Raw records -
·····

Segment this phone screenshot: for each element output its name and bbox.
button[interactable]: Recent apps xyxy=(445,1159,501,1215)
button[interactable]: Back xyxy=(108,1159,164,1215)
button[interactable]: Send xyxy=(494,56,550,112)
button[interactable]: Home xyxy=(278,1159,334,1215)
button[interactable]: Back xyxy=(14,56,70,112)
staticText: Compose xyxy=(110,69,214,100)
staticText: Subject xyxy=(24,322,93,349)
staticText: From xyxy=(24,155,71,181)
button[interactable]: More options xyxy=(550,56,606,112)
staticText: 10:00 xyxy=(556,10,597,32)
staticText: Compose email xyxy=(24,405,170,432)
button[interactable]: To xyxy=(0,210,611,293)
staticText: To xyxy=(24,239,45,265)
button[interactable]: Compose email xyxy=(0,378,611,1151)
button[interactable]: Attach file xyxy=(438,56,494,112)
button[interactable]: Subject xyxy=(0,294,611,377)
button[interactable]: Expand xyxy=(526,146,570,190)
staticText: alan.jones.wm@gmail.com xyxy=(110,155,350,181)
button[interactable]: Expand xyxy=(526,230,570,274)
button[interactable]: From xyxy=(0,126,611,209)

·····

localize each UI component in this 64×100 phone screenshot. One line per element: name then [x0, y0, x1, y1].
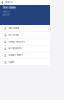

·····

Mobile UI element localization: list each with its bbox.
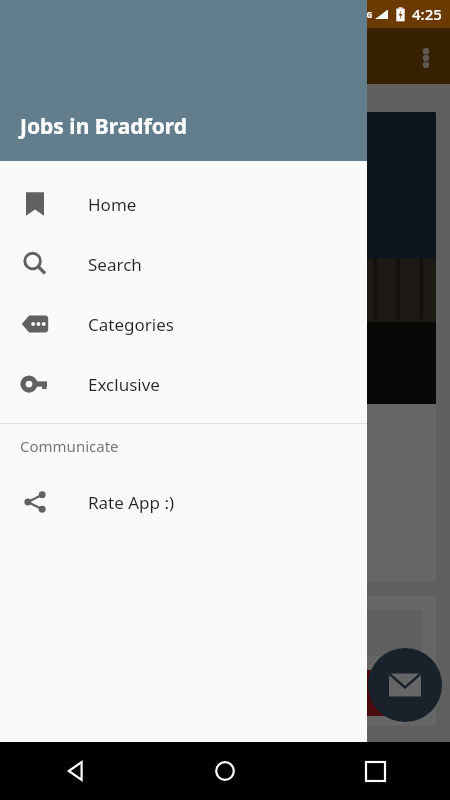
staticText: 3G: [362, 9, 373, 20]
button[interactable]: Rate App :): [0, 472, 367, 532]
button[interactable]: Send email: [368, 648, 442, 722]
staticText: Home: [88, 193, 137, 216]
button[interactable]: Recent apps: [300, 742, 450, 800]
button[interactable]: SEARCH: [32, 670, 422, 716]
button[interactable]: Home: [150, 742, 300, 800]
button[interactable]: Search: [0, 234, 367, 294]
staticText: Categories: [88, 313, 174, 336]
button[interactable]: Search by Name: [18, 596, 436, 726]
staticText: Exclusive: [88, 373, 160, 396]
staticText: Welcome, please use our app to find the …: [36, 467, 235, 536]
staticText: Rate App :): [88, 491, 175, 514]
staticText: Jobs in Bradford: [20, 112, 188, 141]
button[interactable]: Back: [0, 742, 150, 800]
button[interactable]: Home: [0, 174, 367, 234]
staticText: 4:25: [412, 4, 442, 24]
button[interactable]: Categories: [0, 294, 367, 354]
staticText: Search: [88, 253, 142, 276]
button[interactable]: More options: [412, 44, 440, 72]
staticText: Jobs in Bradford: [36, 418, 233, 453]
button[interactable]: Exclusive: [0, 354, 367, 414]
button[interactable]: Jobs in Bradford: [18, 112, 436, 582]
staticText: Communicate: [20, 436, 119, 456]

·····

Exercise goal - Can you put the lines from the one containing "Segment this phone" through the one containing "button[interactable]: From xyxy=(0,126,611,209)", both included, into a Markdown table with a Row column for the row number and a Line column for the line, leaving out any blank lines?

Reply -
| Row | Line |
|---|---|
| 1 | Segment this phone screenshot: for each element output its name and bbox. |
| 2 | button[interactable]: Recent apps xyxy=(445,1159,501,1215) |
| 3 | button[interactable]: Back xyxy=(108,1159,164,1215) |
| 4 | button[interactable]: Send xyxy=(494,56,550,112) |
| 5 | button[interactable]: Home xyxy=(278,1159,334,1215) |
| 6 | button[interactable]: Back xyxy=(14,56,70,112) |
| 7 | staticText: Compose xyxy=(110,69,214,100) |
| 8 | staticText: Subject xyxy=(24,322,93,349) |
| 9 | staticText: From xyxy=(24,155,71,181) |
| 10 | button[interactable]: More options xyxy=(550,56,606,112) |
| 11 | staticText: 10:00 xyxy=(556,10,597,32) |
| 12 | staticText: Compose email xyxy=(24,405,170,432) |
| 13 | button[interactable]: To xyxy=(0,210,611,293) |
| 14 | staticText: To xyxy=(24,239,45,265) |
| 15 | button[interactable]: Compose email xyxy=(0,378,611,1151) |
| 16 | button[interactable]: Attach file xyxy=(438,56,494,112) |
| 17 | button[interactable]: Subject xyxy=(0,294,611,377) |
| 18 | button[interactable]: Expand xyxy=(526,146,570,190) |
| 19 | staticText: alan.jones.wm@gmail.com xyxy=(110,155,350,181) |
| 20 | button[interactable]: Expand xyxy=(526,230,570,274) |
| 21 | button[interactable]: From xyxy=(0,126,611,209) |